Written request: Show all lines of the listing that hold the word "color".

** Start Information given **

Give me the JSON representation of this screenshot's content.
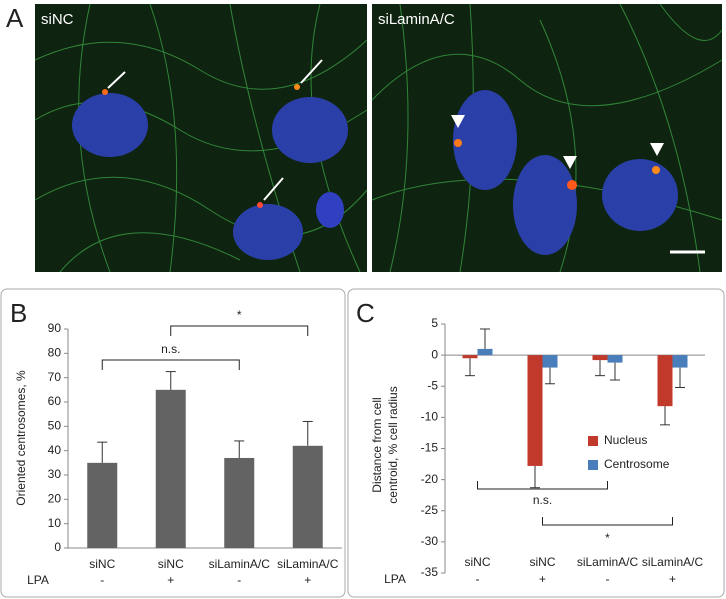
{
  "panels": [
    "A",
    "B",
    "C"
  ],
  "images": [
    "siNC",
    "siLaminA/C"
  ],
  "chart_data": [
    {
      "type": "bar",
      "ylabel": "Oriented centrosomes, %",
      "categories": [
        "siNC",
        "siNC",
        "siLaminA/C",
        "siLaminA/C"
      ],
      "row2_label": "LPA",
      "row2": [
        "-",
        "+",
        "-",
        "+"
      ],
      "values": [
        35,
        65,
        37,
        42
      ],
      "errors": [
        8.5,
        7.5,
        7,
        10
      ],
      "color": "#636363",
      "ylim": [
        0,
        90
      ],
      "yticks": [
        0,
        10,
        20,
        30,
        40,
        50,
        60,
        70,
        80,
        90
      ],
      "annotations": [
        "n.s.",
        "*"
      ]
    },
    {
      "type": "groupbar",
      "ylabel": [
        "Distance  from cell",
        "centroid, % cell radius"
      ],
      "categories": [
        "siNC",
        "siNC",
        "siLaminA/C",
        "siLaminA/C"
      ],
      "row2_label": "LPA",
      "row2": [
        "-",
        "+",
        "-",
        "+"
      ],
      "series": [
        {
          "name": "Nucleus",
          "color": "#c0392b",
          "values": [
            -0.5,
            -17.8,
            -0.8,
            -8.2
          ],
          "errors": [
            2.8,
            3.5,
            2.5,
            3
          ]
        },
        {
          "name": "Centrosome",
          "color": "#4a7ebb",
          "values": [
            1,
            -2,
            -1.2,
            -2
          ],
          "errors": [
            3.2,
            2.6,
            2.8,
            3.2
          ]
        }
      ],
      "ylim": [
        -35,
        5
      ],
      "yticks": [
        -35,
        -30,
        -25,
        -20,
        -15,
        -10,
        -5,
        0,
        5
      ],
      "legend": "right",
      "annotations": [
        "n.s.",
        "*"
      ]
    }
  ]
}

** End Information given **

The result:
      "color": "#636363",
          "color": "#c0392b",
          "color": "#4a7ebb",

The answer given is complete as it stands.